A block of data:
⟨

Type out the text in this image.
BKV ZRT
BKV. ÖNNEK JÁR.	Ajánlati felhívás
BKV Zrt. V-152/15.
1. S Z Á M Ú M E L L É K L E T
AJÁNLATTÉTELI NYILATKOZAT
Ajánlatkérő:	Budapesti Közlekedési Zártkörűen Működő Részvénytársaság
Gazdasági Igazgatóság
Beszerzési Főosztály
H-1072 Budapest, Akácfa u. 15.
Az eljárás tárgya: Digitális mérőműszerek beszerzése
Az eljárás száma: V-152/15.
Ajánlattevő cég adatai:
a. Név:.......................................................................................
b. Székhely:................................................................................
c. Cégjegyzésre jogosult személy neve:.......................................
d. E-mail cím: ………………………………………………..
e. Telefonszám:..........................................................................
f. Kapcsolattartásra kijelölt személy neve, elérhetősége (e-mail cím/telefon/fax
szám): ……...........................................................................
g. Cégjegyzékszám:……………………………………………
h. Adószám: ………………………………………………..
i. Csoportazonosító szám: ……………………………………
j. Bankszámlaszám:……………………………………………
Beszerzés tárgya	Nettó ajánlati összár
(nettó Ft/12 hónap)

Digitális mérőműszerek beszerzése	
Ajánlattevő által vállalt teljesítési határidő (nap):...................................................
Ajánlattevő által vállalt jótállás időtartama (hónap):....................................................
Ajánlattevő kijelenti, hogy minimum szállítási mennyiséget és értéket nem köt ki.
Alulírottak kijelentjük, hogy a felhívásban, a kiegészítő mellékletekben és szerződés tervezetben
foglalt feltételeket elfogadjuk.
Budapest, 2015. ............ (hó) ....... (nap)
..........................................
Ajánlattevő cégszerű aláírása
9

⟩

■ **WHAT THIS TASK INVOLVES**
Give all of the entries again, word for word.

■ **OUTPUT**
Type out the text in this image.
BKV ZRT
BKV. ÖNNEK JÁR.	Ajánlati felhívás
BKV Zrt. V-152/15.
1. S Z Á M Ú M E L L É K L E T
AJÁNLATTÉTELI NYILATKOZAT
Ajánlatkérő:	Budapesti Közlekedési Zártkörűen Működő Részvénytársaság
Gazdasági Igazgatóság
Beszerzési Főosztály
H-1072 Budapest, Akácfa u. 15.
Az eljárás tárgya: Digitális mérőműszerek beszerzése
Az eljárás száma: V-152/15.
Ajánlattevő cég adatai:
a. Név:.......................................................................................
b. Székhely:................................................................................
c. Cégjegyzésre jogosult személy neve:.......................................
d. E-mail cím: ………………………………………………..
e. Telefonszám:..........................................................................
f. Kapcsolattartásra kijelölt személy neve, elérhetősége (e-mail cím/telefon/fax
szám): ……...........................................................................
g. Cégjegyzékszám:……………………………………………
h. Adószám: ………………………………………………..
i. Csoportazonosító szám: ……………………………………
j. Bankszámlaszám:……………………………………………
Beszerzés tárgya	Nettó ajánlati összár
(nettó Ft/12 hónap)

Digitális mérőműszerek beszerzése	
Ajánlattevő által vállalt teljesítési határidő (nap):...................................................
Ajánlattevő által vállalt jótállás időtartama (hónap):....................................................
Ajánlattevő kijelenti, hogy minimum szállítási mennyiséget és értéket nem köt ki.
Alulírottak kijelentjük, hogy a felhívásban, a kiegészítő mellékletekben és szerződés tervezetben
foglalt feltételeket elfogadjuk.
Budapest, 2015. ............ (hó) ....... (nap)
..........................................
Ajánlattevő cégszerű aláírása
9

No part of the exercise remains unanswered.